> Task to complete
Every entry below must be repeated exactly; skip the pictures.

> Material to process
───
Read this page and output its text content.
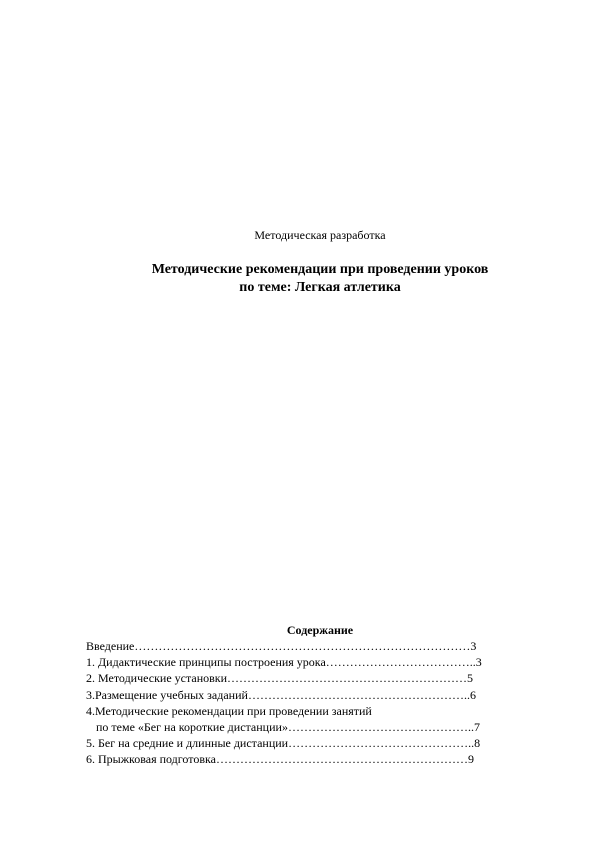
Методическая разработка
Методические рекомендации при проведении уроков
по теме: Легкая атлетика
Содержание
Введение…………………………………………………………………………3
1. Дидактические принципы построения урока………………………………..3
2. Методические установки……………………………………………………5
3.Размещение учебных заданий………………………………………………..6
4.Методические рекомендации при проведении занятий
по теме «Бег на короткие дистанции»………………………………………..7
5. Бег на средние и длинные дистанции………………………………………..8
6. Прыжковая подготовка………………………………………………………9
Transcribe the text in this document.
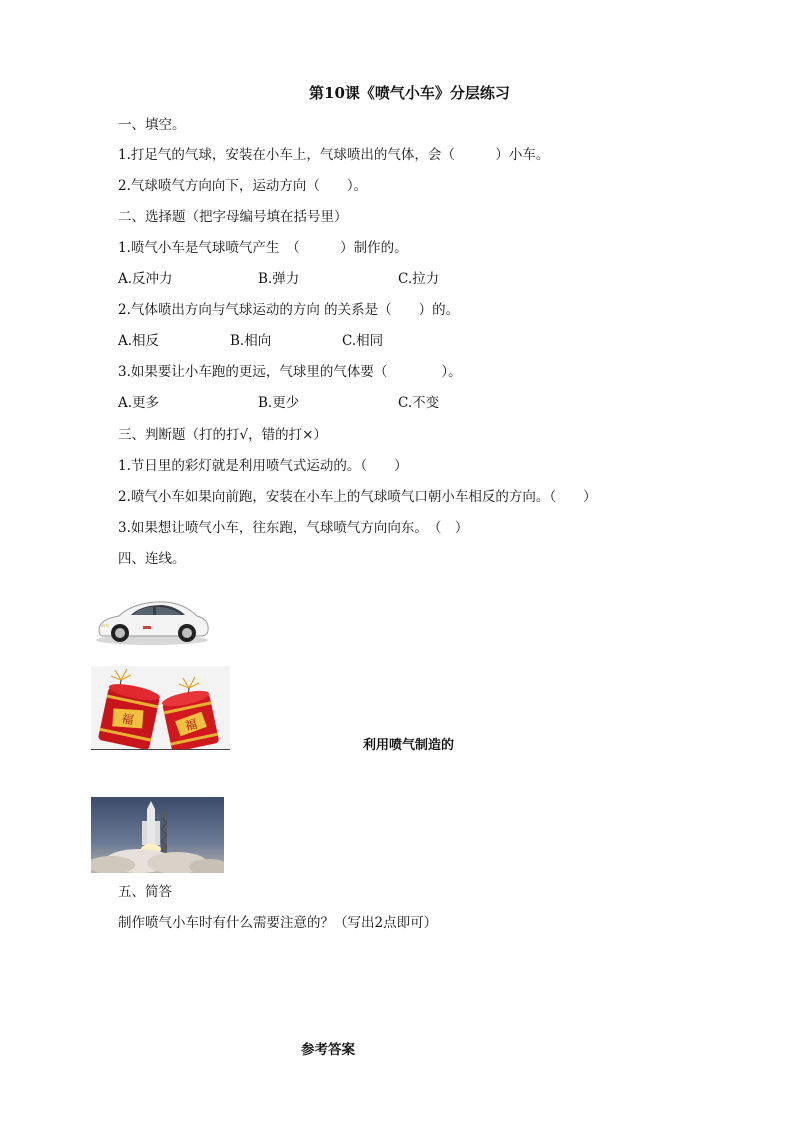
第10课《喷气小车》分层练习
一、填空。
1.打足气的气球，安装在小车上，气球喷出的气体，会（　　　）小车。
2.气球喷气方向向下，运动方向（　　）。
二、选择题（把字母编号填在括号里）
1.喷气小车是气球喷气产生　（　　　）制作的。
A.反冲力	B.弹力	C.拉力
2.气体喷出方向与气球运动的方向 的关系是（　　）的。
A.相反	B.相向	C.相同
3.如果要让小车跑的更远，气球里的气体要（　　　　）。
A.更多	B.更少	C.不变
三、判断题（打的打√，错的打×）
1.节日里的彩灯就是利用喷气式运动的。（　　）
2.喷气小车如果向前跑，安装在小车上的气球喷气口朝小车相反的方向。（　　）
3.如果想让喷气小车，往东跑，气球喷气方向向东。　（　）
四、连线。
福	福
利用喷气制造的
五、简答
制作喷气小车时有什么需要注意的？（写出2点即可）
参考答案
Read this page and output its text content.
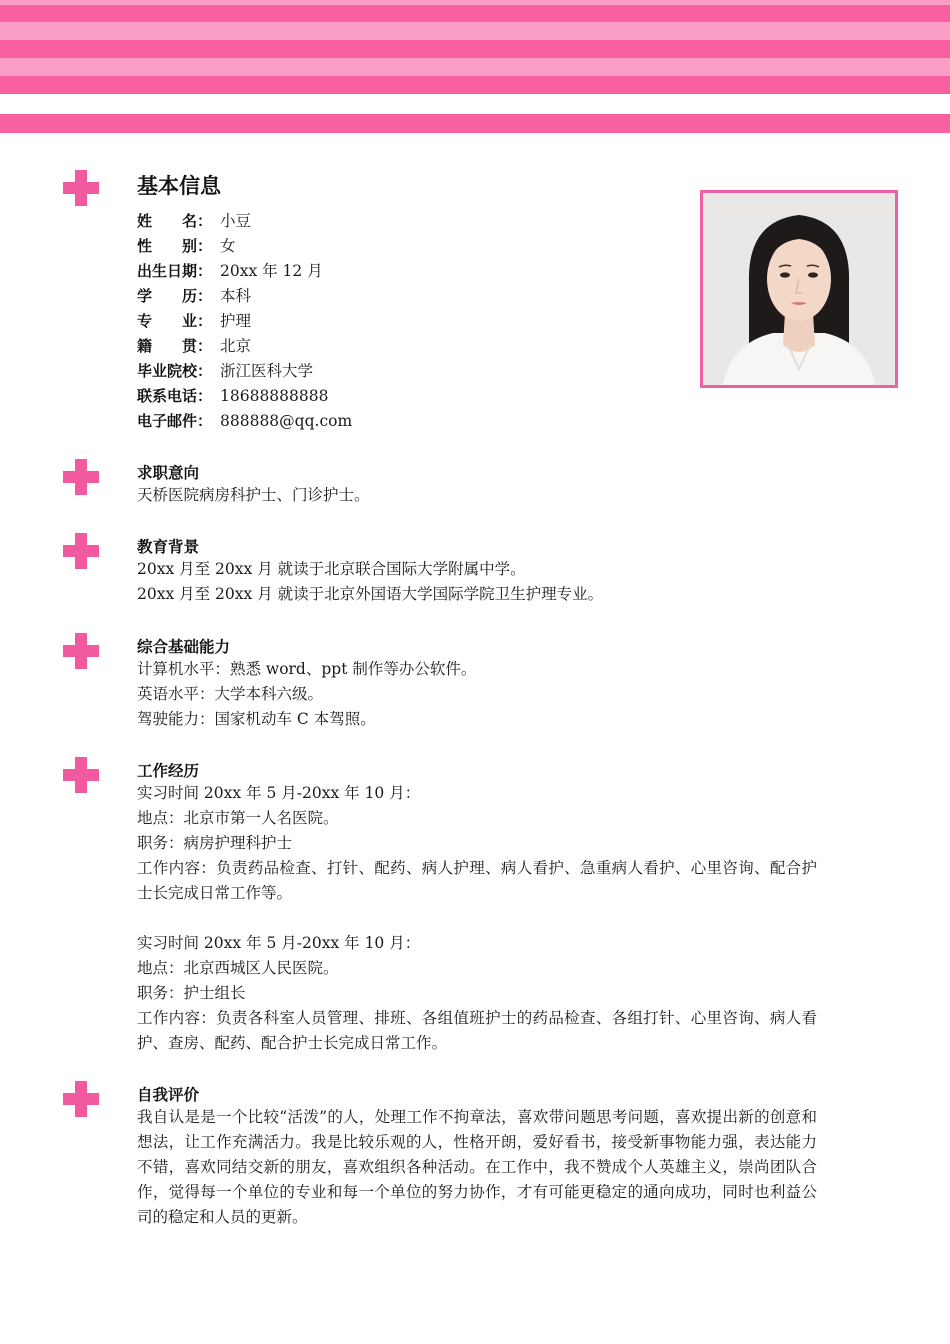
基本信息
姓　　名： 小豆
性　　别： 女
出生日期： 20xx 年 12 月
学　　历： 本科
专　　业： 护理
籍　　贯： 北京
毕业院校： 浙江医科大学
联系电话： 18688888888
电子邮件： 888888@qq.com
求职意向
天桥医院病房科护士、门诊护士。
教育背景
20xx 月至 20xx 月 就读于北京联合国际大学附属中学。
20xx 月至 20xx 月 就读于北京外国语大学国际学院卫生护理专业。
综合基础能力
计算机水平：熟悉 word、ppt 制作等办公软件。
英语水平：大学本科六级。
驾驶能力：国家机动车 C 本驾照。
工作经历
实习时间 20xx 年 5 月-20xx 年 10 月：
地点：北京市第一人名医院。
职务：病房护理科护士
工作内容：负责药品检查、打针、配药、病人护理、病人看护、急重病人看护、心里咨询、配合护士长完成日常工作等。
实习时间 20xx 年 5 月-20xx 年 10 月：
地点：北京西城区人民医院。
职务：护士组长
工作内容：负责各科室人员管理、排班、各组值班护士的药品检查、各组打针、心里咨询、病人看护、查房、配药、配合护士长完成日常工作。
自我评价
我自认是是一个比较“活泼”的人，处理工作不拘章法，喜欢带问题思考问题，喜欢提出新的创意和想法，让工作充满活力。我是比较乐观的人，性格开朗，爱好看书，接受新事物能力强，表达能力不错，喜欢同结交新的朋友，喜欢组织各种活动。在工作中，我不赞成个人英雄主义，崇尚团队合作，觉得每一个单位的专业和每一个单位的努力协作，才有可能更稳定的通向成功，同时也利益公司的稳定和人员的更新。
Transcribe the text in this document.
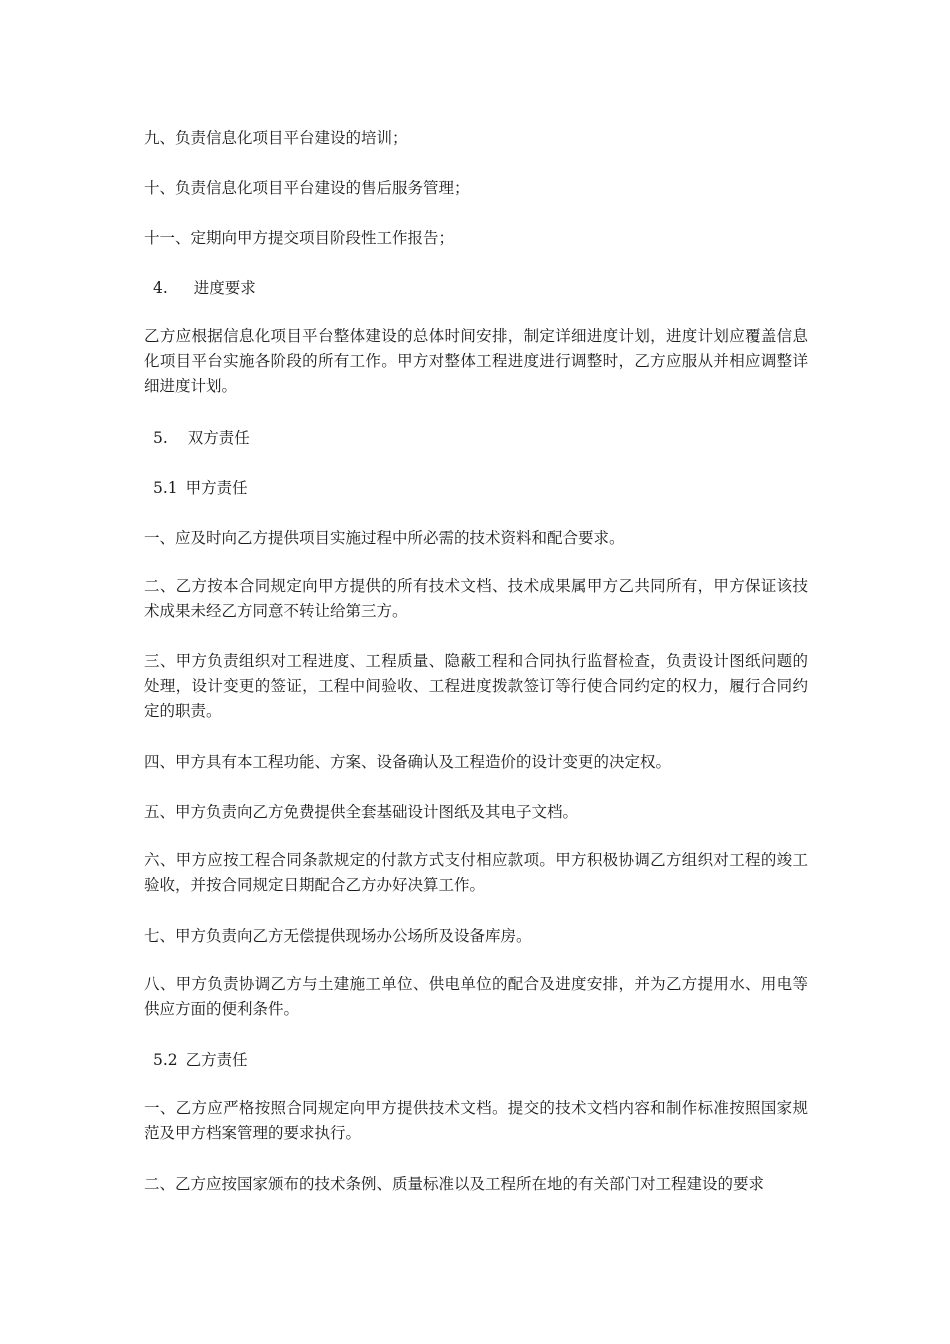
九、负责信息化项目平台建设的培训；
十、负责信息化项目平台建设的售后服务管理；
十一、定期向甲方提交项目阶段性工作报告；
4. 进度要求
乙方应根据信息化项目平台整体建设的总体时间安排，制定详细进度计划，进度计划应覆盖信息化项目平台实施各阶段的所有工作。甲方对整体工程进度进行调整时，乙方应服从并相应调整详细进度计划。
5. 双方责任
5.1 甲方责任
一、应及时向乙方提供项目实施过程中所必需的技术资料和配合要求。
二、乙方按本合同规定向甲方提供的所有技术文档、技术成果属甲方乙共同所有，甲方保证该技术成果未经乙方同意不转让给第三方。
三、甲方负责组织对工程进度、工程质量、隐蔽工程和合同执行监督检查，负责设计图纸问题的处理，设计变更的签证，工程中间验收、工程进度拨款签订等行使合同约定的权力，履行合同约定的职责。
四、甲方具有本工程功能、方案、设备确认及工程造价的设计变更的决定权。
五、甲方负责向乙方免费提供全套基础设计图纸及其电子文档。
六、甲方应按工程合同条款规定的付款方式支付相应款项。甲方积极协调乙方组织对工程的竣工验收，并按合同规定日期配合乙方办好决算工作。
七、甲方负责向乙方无偿提供现场办公场所及设备库房。
八、甲方负责协调乙方与土建施工单位、供电单位的配合及进度安排，并为乙方提用水、用电等供应方面的便利条件。
5.2 乙方责任
一、乙方应严格按照合同规定向甲方提供技术文档。提交的技术文档内容和制作标准按照国家规范及甲方档案管理的要求执行。
二、乙方应按国家颁布的技术条例、质量标准以及工程所在地的有关部门对工程建设的要求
───
> Answer in full
Read this page and output its text content.
Методическая разработка
Методические рекомендации при проведении уроков
по теме: Легкая атлетика
Содержание
Введение…………………………………………………………………………3
1. Дидактические принципы построения урока………………………………..3
2. Методические установки……………………………………………………5
3.Размещение учебных заданий………………………………………………..6
4.Методические рекомендации при проведении занятий
по теме «Бег на короткие дистанции»………………………………………..7
5. Бег на средние и длинные дистанции………………………………………..8
6. Прыжковая подготовка………………………………………………………9
Transcribe the text in this document.
第10课《喷气小车》分层练习
一、填空。
1.打足气的气球，安装在小车上，气球喷出的气体，会（　　　）小车。
2.气球喷气方向向下，运动方向（　　）。
二、选择题（把字母编号填在括号里）
1.喷气小车是气球喷气产生　（　　　）制作的。
A.反冲力	B.弹力	C.拉力
2.气体喷出方向与气球运动的方向 的关系是（　　）的。
A.相反	B.相向	C.相同
3.如果要让小车跑的更远，气球里的气体要（　　　　）。
A.更多	B.更少	C.不变
三、判断题（打的打√，错的打×）
1.节日里的彩灯就是利用喷气式运动的。（　　）
2.喷气小车如果向前跑，安装在小车上的气球喷气口朝小车相反的方向。（　　）
3.如果想让喷气小车，往东跑，气球喷气方向向东。　（　）
四、连线。
福	福
利用喷气制造的
五、简答
制作喷气小车时有什么需要注意的？（写出2点即可）
参考答案
Read this page and output its text content.
基本信息
姓　　名： 小豆
性　　别： 女
出生日期： 20xx 年 12 月
学　　历： 本科
专　　业： 护理
籍　　贯： 北京
毕业院校： 浙江医科大学
联系电话： 18688888888
电子邮件： 888888@qq.com
求职意向
天桥医院病房科护士、门诊护士。
教育背景
20xx 月至 20xx 月 就读于北京联合国际大学附属中学。
20xx 月至 20xx 月 就读于北京外国语大学国际学院卫生护理专业。
综合基础能力
计算机水平：熟悉 word、ppt 制作等办公软件。
英语水平：大学本科六级。
驾驶能力：国家机动车 C 本驾照。
工作经历
实习时间 20xx 年 5 月-20xx 年 10 月：
地点：北京市第一人名医院。
职务：病房护理科护士
工作内容：负责药品检查、打针、配药、病人护理、病人看护、急重病人看护、心里咨询、配合护士长完成日常工作等。
实习时间 20xx 年 5 月-20xx 年 10 月：
地点：北京西城区人民医院。
职务：护士组长
工作内容：负责各科室人员管理、排班、各组值班护士的药品检查、各组打针、心里咨询、病人看护、查房、配药、配合护士长完成日常工作。
自我评价
我自认是是一个比较“活泼”的人，处理工作不拘章法，喜欢带问题思考问题，喜欢提出新的创意和想法，让工作充满活力。我是比较乐观的人，性格开朗，爱好看书，接受新事物能力强，表达能力不错，喜欢同结交新的朋友，喜欢组织各种活动。在工作中，我不赞成个人英雄主义，崇尚团队合作，觉得每一个单位的专业和每一个单位的努力协作，才有可能更稳定的通向成功，同时也利益公司的稳定和人员的更新。
Transcribe the text in this document.
九、负责信息化项目平台建设的培训；
十、负责信息化项目平台建设的售后服务管理；
十一、定期向甲方提交项目阶段性工作报告；
4. 进度要求
乙方应根据信息化项目平台整体建设的总体时间安排，制定详细进度计划，进度计划应覆盖信息化项目平台实施各阶段的所有工作。甲方对整体工程进度进行调整时，乙方应服从并相应调整详细进度计划。
5. 双方责任
5.1 甲方责任
一、应及时向乙方提供项目实施过程中所必需的技术资料和配合要求。
二、乙方按本合同规定向甲方提供的所有技术文档、技术成果属甲方乙共同所有，甲方保证该技术成果未经乙方同意不转让给第三方。
三、甲方负责组织对工程进度、工程质量、隐蔽工程和合同执行监督检查，负责设计图纸问题的处理，设计变更的签证，工程中间验收、工程进度拨款签订等行使合同约定的权力，履行合同约定的职责。
四、甲方具有本工程功能、方案、设备确认及工程造价的设计变更的决定权。
五、甲方负责向乙方免费提供全套基础设计图纸及其电子文档。
六、甲方应按工程合同条款规定的付款方式支付相应款项。甲方积极协调乙方组织对工程的竣工验收，并按合同规定日期配合乙方办好决算工作。
七、甲方负责向乙方无偿提供现场办公场所及设备库房。
八、甲方负责协调乙方与土建施工单位、供电单位的配合及进度安排，并为乙方提用水、用电等供应方面的便利条件。
5.2 乙方责任
一、乙方应严格按照合同规定向甲方提供技术文档。提交的技术文档内容和制作标准按照国家规范及甲方档案管理的要求执行。
二、乙方应按国家颁布的技术条例、质量标准以及工程所在地的有关部门对工程建设的要求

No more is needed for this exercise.